Short exercise: Repeat each record below exactly, dropping the pictures.

Record extracts:
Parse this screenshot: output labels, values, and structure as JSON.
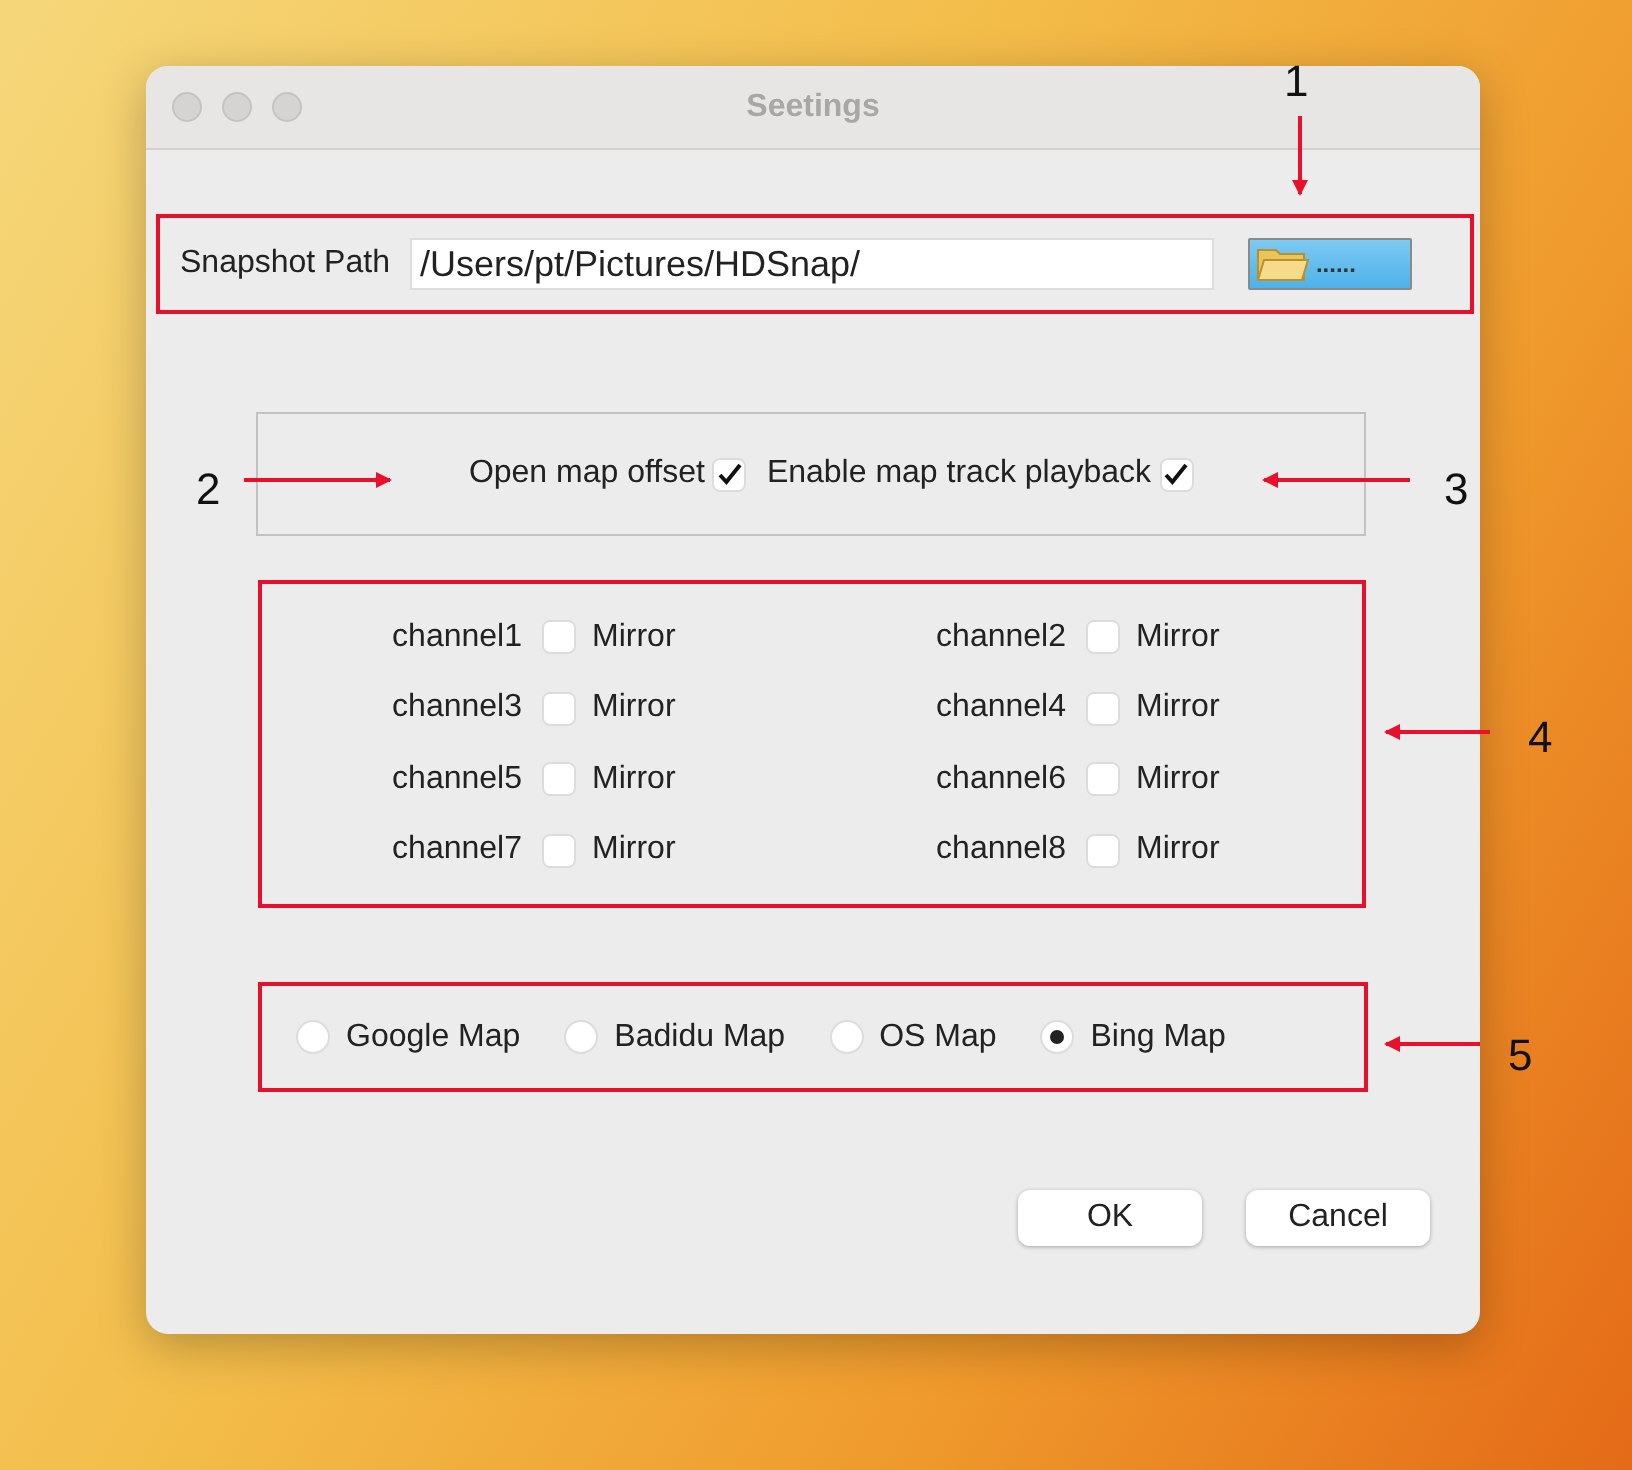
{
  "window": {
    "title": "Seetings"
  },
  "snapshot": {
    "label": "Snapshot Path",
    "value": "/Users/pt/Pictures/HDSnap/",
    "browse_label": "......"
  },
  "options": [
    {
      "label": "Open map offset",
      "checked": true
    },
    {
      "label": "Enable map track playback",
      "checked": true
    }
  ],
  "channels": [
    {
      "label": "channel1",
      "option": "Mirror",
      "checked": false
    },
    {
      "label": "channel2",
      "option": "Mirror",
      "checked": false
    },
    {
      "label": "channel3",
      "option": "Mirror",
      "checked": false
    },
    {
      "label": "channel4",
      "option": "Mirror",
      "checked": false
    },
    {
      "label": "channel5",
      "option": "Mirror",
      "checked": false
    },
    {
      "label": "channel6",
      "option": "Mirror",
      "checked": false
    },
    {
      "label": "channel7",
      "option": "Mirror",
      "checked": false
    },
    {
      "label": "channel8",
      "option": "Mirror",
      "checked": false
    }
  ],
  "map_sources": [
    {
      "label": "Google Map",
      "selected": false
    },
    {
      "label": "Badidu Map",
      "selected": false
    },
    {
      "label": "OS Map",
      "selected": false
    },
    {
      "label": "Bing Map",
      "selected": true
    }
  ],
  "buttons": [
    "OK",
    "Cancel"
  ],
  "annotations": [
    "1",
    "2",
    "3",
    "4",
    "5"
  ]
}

Result for this task:
Parse this screenshot: output labels, values, and structure as JSON.
{
  "window": {
    "title": "Seetings"
  },
  "snapshot": {
    "label": "Snapshot Path",
    "value": "/Users/pt/Pictures/HDSnap/",
    "browse_label": "......"
  },
  "options": [
    {
      "label": "Open map offset",
      "checked": true
    },
    {
      "label": "Enable map track playback",
      "checked": true
    }
  ],
  "channels": [
    {
      "label": "channel1",
      "option": "Mirror",
      "checked": false
    },
    {
      "label": "channel2",
      "option": "Mirror",
      "checked": false
    },
    {
      "label": "channel3",
      "option": "Mirror",
      "checked": false
    },
    {
      "label": "channel4",
      "option": "Mirror",
      "checked": false
    },
    {
      "label": "channel5",
      "option": "Mirror",
      "checked": false
    },
    {
      "label": "channel6",
      "option": "Mirror",
      "checked": false
    },
    {
      "label": "channel7",
      "option": "Mirror",
      "checked": false
    },
    {
      "label": "channel8",
      "option": "Mirror",
      "checked": false
    }
  ],
  "map_sources": [
    {
      "label": "Google Map",
      "selected": false
    },
    {
      "label": "Badidu Map",
      "selected": false
    },
    {
      "label": "OS Map",
      "selected": false
    },
    {
      "label": "Bing Map",
      "selected": true
    }
  ],
  "buttons": [
    "OK",
    "Cancel"
  ],
  "annotations": [
    "1",
    "2",
    "3",
    "4",
    "5"
  ]
}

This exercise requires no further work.